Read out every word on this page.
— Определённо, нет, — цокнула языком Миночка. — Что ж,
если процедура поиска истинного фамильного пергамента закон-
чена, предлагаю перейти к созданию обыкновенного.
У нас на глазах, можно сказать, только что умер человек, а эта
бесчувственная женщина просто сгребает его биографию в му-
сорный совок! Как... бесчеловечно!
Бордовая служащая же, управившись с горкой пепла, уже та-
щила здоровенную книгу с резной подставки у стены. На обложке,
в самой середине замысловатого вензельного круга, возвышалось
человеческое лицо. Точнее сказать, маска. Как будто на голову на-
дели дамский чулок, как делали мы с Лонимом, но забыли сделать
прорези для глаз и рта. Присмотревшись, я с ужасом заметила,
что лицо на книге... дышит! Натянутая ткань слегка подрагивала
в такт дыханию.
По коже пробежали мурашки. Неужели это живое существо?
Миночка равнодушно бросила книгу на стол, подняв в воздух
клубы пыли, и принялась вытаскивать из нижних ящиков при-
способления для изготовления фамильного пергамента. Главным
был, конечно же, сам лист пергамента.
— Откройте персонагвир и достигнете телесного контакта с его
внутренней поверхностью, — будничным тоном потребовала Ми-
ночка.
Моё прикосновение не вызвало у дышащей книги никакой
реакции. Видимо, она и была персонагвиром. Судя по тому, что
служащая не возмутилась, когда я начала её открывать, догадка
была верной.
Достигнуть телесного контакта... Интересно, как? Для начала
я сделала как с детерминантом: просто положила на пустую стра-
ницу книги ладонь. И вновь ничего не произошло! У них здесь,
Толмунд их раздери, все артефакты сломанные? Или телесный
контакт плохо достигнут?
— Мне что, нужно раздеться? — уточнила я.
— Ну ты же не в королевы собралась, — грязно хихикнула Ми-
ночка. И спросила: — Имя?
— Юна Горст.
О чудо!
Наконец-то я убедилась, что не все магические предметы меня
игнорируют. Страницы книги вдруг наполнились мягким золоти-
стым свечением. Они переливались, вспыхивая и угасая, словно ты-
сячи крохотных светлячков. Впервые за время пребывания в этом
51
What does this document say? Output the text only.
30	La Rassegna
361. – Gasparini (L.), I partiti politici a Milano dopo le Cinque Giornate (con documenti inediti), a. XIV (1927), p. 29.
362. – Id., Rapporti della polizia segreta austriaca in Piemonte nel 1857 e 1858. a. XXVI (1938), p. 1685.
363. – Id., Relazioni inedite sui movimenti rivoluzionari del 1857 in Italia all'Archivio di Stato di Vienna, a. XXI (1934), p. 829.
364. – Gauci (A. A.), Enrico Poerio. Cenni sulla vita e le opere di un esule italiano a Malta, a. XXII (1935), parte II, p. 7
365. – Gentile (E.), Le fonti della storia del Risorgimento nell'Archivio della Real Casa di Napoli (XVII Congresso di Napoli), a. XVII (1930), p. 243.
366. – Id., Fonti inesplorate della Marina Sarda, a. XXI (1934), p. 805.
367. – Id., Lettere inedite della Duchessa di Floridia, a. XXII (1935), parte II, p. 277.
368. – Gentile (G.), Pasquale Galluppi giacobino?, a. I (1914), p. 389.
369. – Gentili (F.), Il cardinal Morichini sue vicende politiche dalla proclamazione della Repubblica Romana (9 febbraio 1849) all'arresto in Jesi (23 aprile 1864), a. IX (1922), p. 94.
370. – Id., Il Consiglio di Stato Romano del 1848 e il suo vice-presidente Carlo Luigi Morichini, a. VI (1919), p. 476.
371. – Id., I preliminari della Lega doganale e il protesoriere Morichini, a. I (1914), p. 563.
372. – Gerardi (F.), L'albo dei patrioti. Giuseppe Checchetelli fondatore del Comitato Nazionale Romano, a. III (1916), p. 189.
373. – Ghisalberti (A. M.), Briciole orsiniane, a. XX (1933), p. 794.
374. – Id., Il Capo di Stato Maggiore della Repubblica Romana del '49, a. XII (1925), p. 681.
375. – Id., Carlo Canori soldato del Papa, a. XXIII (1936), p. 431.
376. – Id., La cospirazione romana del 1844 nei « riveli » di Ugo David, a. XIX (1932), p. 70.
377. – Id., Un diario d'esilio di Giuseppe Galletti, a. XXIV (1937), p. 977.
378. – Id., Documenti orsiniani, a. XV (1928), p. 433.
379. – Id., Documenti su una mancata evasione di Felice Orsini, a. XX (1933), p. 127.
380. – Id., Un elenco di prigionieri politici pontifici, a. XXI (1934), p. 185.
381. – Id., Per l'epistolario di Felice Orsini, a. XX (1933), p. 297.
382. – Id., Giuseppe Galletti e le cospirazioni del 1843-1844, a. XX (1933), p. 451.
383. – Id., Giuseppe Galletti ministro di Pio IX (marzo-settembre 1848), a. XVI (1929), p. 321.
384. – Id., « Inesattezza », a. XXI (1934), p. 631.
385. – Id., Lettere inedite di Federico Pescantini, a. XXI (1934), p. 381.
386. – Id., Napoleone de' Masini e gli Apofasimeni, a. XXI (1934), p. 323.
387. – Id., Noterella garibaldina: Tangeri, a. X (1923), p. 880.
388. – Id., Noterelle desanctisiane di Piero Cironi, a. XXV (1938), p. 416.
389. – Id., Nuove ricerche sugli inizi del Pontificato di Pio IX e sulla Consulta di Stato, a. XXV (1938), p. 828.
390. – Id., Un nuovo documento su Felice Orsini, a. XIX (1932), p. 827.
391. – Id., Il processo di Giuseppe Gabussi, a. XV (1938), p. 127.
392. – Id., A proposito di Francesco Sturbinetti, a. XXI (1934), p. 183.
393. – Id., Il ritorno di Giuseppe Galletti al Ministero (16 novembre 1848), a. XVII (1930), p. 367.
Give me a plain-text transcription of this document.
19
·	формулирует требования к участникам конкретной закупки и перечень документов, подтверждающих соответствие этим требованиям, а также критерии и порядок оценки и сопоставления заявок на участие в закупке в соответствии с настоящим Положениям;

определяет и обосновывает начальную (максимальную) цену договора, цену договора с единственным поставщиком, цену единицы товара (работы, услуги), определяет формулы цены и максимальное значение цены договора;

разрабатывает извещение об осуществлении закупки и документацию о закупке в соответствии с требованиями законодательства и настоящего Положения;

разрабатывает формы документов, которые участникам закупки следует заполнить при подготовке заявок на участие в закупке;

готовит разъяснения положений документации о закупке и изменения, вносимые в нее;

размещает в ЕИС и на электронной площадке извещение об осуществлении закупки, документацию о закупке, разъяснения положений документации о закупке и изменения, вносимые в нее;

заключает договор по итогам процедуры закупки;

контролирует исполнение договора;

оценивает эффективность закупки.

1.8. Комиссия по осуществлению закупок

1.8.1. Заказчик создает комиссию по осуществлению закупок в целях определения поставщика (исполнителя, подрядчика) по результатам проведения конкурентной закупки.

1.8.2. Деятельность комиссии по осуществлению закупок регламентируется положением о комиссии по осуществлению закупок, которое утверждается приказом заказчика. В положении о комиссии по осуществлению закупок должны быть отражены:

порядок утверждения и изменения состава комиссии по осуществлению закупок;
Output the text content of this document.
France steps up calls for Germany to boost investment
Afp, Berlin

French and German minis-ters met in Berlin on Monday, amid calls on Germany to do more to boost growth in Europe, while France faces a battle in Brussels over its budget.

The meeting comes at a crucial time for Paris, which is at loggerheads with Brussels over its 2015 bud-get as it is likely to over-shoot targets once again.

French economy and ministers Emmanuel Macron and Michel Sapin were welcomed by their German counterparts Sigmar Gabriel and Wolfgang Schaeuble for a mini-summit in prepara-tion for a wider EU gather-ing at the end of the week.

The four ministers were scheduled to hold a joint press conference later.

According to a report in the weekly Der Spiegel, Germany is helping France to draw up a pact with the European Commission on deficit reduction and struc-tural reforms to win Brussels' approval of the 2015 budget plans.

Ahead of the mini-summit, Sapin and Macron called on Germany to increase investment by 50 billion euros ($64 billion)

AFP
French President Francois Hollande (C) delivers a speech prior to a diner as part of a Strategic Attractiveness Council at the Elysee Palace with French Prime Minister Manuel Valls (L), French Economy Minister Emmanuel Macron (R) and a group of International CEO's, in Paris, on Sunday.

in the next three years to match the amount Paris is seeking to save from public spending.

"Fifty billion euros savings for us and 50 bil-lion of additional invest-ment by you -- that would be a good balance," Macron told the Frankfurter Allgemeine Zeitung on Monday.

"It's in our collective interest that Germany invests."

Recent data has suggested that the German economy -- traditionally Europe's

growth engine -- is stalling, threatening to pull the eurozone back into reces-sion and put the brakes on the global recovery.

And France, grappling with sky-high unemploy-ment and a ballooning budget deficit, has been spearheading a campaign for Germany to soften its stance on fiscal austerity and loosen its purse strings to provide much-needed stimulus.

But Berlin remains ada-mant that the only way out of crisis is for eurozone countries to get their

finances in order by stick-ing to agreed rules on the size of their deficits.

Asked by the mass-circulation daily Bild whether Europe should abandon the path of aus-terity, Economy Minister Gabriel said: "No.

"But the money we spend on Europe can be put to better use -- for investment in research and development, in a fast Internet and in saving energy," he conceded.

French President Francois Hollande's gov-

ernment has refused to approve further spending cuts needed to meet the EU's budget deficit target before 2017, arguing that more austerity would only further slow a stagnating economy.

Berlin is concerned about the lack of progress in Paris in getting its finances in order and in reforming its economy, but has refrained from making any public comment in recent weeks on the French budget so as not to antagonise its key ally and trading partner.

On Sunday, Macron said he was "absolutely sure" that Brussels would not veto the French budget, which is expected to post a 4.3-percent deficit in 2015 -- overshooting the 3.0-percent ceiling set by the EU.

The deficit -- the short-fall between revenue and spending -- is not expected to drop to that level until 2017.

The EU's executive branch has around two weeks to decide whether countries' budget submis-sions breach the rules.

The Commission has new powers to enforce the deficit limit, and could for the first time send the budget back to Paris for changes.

→ **Work instructions**
Show the lines that mention the word "договора".

→ **Answer to this problem**
определяет и обосновывает начальную (максимальную) цену договора, цену договора с единственным поставщиком, цену единицы товара (работы, услуги), определяет формулы цены и максимальное значение цены договора;
контролирует исполнение договора;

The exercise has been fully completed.